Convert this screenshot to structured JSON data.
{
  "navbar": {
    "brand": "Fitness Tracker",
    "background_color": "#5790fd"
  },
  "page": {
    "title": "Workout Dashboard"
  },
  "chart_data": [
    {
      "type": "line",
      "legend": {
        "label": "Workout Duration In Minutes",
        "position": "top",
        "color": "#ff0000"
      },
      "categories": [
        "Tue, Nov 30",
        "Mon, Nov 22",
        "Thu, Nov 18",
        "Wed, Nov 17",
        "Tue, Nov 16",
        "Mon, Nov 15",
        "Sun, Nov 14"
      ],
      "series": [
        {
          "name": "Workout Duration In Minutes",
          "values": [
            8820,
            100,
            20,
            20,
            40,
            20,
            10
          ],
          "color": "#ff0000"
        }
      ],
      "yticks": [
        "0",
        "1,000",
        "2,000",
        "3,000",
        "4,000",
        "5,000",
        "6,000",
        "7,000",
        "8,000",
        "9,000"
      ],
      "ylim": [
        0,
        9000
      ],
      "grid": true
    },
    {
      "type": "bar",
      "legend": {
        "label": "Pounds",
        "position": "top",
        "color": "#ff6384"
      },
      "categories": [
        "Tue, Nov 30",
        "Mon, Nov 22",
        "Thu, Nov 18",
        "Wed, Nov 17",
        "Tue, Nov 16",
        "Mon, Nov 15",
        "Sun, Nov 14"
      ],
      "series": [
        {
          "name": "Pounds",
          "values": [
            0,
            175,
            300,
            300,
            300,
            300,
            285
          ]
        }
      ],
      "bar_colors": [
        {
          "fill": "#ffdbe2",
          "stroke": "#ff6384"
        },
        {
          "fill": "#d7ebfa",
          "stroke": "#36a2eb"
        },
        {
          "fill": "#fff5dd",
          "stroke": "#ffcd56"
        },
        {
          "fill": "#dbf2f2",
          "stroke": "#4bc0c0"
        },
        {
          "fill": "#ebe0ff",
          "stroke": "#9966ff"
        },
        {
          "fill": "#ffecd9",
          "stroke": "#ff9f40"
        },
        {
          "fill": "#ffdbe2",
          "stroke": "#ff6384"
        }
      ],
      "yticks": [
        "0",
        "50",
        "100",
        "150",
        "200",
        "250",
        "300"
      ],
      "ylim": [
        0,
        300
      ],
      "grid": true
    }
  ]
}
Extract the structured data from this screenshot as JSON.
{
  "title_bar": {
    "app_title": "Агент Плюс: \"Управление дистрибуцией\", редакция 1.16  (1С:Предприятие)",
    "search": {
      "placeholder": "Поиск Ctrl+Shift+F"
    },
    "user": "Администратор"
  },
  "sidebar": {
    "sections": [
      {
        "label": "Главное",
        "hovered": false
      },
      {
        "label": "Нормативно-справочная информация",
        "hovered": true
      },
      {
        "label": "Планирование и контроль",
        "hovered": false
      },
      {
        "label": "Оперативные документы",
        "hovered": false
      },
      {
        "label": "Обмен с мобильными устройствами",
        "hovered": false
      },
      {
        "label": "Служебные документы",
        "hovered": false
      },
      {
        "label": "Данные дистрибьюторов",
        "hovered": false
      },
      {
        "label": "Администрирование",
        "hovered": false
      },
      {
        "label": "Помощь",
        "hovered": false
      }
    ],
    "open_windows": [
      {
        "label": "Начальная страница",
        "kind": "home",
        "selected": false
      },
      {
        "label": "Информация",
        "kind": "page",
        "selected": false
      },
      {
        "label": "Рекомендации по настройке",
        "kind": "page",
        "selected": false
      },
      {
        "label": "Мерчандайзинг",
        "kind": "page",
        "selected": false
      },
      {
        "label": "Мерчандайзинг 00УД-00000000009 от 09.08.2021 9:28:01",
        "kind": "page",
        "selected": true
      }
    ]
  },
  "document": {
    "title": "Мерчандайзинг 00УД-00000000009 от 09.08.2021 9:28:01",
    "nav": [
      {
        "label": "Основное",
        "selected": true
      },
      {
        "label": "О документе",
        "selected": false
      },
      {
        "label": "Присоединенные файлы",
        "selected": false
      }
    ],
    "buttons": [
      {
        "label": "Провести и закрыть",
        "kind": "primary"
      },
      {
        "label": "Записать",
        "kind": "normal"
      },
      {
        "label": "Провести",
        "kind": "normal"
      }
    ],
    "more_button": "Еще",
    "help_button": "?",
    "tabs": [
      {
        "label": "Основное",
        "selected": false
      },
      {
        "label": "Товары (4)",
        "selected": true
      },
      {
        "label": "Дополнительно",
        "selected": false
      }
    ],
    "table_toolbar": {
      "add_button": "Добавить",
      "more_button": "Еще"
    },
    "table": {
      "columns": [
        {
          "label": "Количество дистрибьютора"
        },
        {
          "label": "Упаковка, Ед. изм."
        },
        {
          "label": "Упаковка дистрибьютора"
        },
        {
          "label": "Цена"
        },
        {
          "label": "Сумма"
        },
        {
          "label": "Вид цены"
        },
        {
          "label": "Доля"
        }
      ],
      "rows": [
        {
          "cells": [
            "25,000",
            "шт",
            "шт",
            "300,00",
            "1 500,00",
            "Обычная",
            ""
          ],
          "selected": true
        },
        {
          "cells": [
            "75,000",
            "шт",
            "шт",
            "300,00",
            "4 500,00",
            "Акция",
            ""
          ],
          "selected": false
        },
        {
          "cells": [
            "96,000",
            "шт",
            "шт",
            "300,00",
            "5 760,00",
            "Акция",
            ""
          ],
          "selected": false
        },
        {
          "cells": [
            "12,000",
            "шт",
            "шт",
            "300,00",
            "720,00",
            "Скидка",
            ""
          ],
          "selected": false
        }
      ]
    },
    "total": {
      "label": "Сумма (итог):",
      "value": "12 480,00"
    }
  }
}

========================================================================

_WHAT TO PRODUCE_:
Return all the data exactly as given.

_SOLUTION BELOW_:
Convert this screenshot to structured JSON data.
{
  "navbar": {
    "brand": "Fitness Tracker",
    "background_color": "#5790fd"
  },
  "page": {
    "title": "Workout Dashboard"
  },
  "chart_data": [
    {
      "type": "line",
      "legend": {
        "label": "Workout Duration In Minutes",
        "position": "top",
        "color": "#ff0000"
      },
      "categories": [
        "Tue, Nov 30",
        "Mon, Nov 22",
        "Thu, Nov 18",
        "Wed, Nov 17",
        "Tue, Nov 16",
        "Mon, Nov 15",
        "Sun, Nov 14"
      ],
      "series": [
        {
          "name": "Workout Duration In Minutes",
          "values": [
            8820,
            100,
            20,
            20,
            40,
            20,
            10
          ],
          "color": "#ff0000"
        }
      ],
      "yticks": [
        "0",
        "1,000",
        "2,000",
        "3,000",
        "4,000",
        "5,000",
        "6,000",
        "7,000",
        "8,000",
        "9,000"
      ],
      "ylim": [
        0,
        9000
      ],
      "grid": true
    },
    {
      "type": "bar",
      "legend": {
        "label": "Pounds",
        "position": "top",
        "color": "#ff6384"
      },
      "categories": [
        "Tue, Nov 30",
        "Mon, Nov 22",
        "Thu, Nov 18",
        "Wed, Nov 17",
        "Tue, Nov 16",
        "Mon, Nov 15",
        "Sun, Nov 14"
      ],
      "series": [
        {
          "name": "Pounds",
          "values": [
            0,
            175,
            300,
            300,
            300,
            300,
            285
          ]
        }
      ],
      "bar_colors": [
        {
          "fill": "#ffdbe2",
          "stroke": "#ff6384"
        },
        {
          "fill": "#d7ebfa",
          "stroke": "#36a2eb"
        },
        {
          "fill": "#fff5dd",
          "stroke": "#ffcd56"
        },
        {
          "fill": "#dbf2f2",
          "stroke": "#4bc0c0"
        },
        {
          "fill": "#ebe0ff",
          "stroke": "#9966ff"
        },
        {
          "fill": "#ffecd9",
          "stroke": "#ff9f40"
        },
        {
          "fill": "#ffdbe2",
          "stroke": "#ff6384"
        }
      ],
      "yticks": [
        "0",
        "50",
        "100",
        "150",
        "200",
        "250",
        "300"
      ],
      "ylim": [
        0,
        300
      ],
      "grid": true
    }
  ]
}
Extract the structured data from this screenshot as JSON.
{
  "title_bar": {
    "app_title": "Агент Плюс: \"Управление дистрибуцией\", редакция 1.16  (1С:Предприятие)",
    "search": {
      "placeholder": "Поиск Ctrl+Shift+F"
    },
    "user": "Администратор"
  },
  "sidebar": {
    "sections": [
      {
        "label": "Главное",
        "hovered": false
      },
      {
        "label": "Нормативно-справочная информация",
        "hovered": true
      },
      {
        "label": "Планирование и контроль",
        "hovered": false
      },
      {
        "label": "Оперативные документы",
        "hovered": false
      },
      {
        "label": "Обмен с мобильными устройствами",
        "hovered": false
      },
      {
        "label": "Служебные документы",
        "hovered": false
      },
      {
        "label": "Данные дистрибьюторов",
        "hovered": false
      },
      {
        "label": "Администрирование",
        "hovered": false
      },
      {
        "label": "Помощь",
        "hovered": false
      }
    ],
    "open_windows": [
      {
        "label": "Начальная страница",
        "kind": "home",
        "selected": false
      },
      {
        "label": "Информация",
        "kind": "page",
        "selected": false
      },
      {
        "label": "Рекомендации по настройке",
        "kind": "page",
        "selected": false
      },
      {
        "label": "Мерчандайзинг",
        "kind": "page",
        "selected": false
      },
      {
        "label": "Мерчандайзинг 00УД-00000000009 от 09.08.2021 9:28:01",
        "kind": "page",
        "selected": true
      }
    ]
  },
  "document": {
    "title": "Мерчандайзинг 00УД-00000000009 от 09.08.2021 9:28:01",
    "nav": [
      {
        "label": "Основное",
        "selected": true
      },
      {
        "label": "О документе",
        "selected": false
      },
      {
        "label": "Присоединенные файлы",
        "selected": false
      }
    ],
    "buttons": [
      {
        "label": "Провести и закрыть",
        "kind": "primary"
      },
      {
        "label": "Записать",
        "kind": "normal"
      },
      {
        "label": "Провести",
        "kind": "normal"
      }
    ],
    "more_button": "Еще",
    "help_button": "?",
    "tabs": [
      {
        "label": "Основное",
        "selected": false
      },
      {
        "label": "Товары (4)",
        "selected": true
      },
      {
        "label": "Дополнительно",
        "selected": false
      }
    ],
    "table_toolbar": {
      "add_button": "Добавить",
      "more_button": "Еще"
    },
    "table": {
      "columns": [
        {
          "label": "Количество дистрибьютора"
        },
        {
          "label": "Упаковка, Ед. изм."
        },
        {
          "label": "Упаковка дистрибьютора"
        },
        {
          "label": "Цена"
        },
        {
          "label": "Сумма"
        },
        {
          "label": "Вид цены"
        },
        {
          "label": "Доля"
        }
      ],
      "rows": [
        {
          "cells": [
            "25,000",
            "шт",
            "шт",
            "300,00",
            "1 500,00",
            "Обычная",
            ""
          ],
          "selected": true
        },
        {
          "cells": [
            "75,000",
            "шт",
            "шт",
            "300,00",
            "4 500,00",
            "Акция",
            ""
          ],
          "selected": false
        },
        {
          "cells": [
            "96,000",
            "шт",
            "шт",
            "300,00",
            "5 760,00",
            "Акция",
            ""
          ],
          "selected": false
        },
        {
          "cells": [
            "12,000",
            "шт",
            "шт",
            "300,00",
            "720,00",
            "Скидка",
            ""
          ],
          "selected": false
        }
      ]
    },
    "total": {
      "label": "Сумма (итог):",
      "value": "12 480,00"
    }
  }
}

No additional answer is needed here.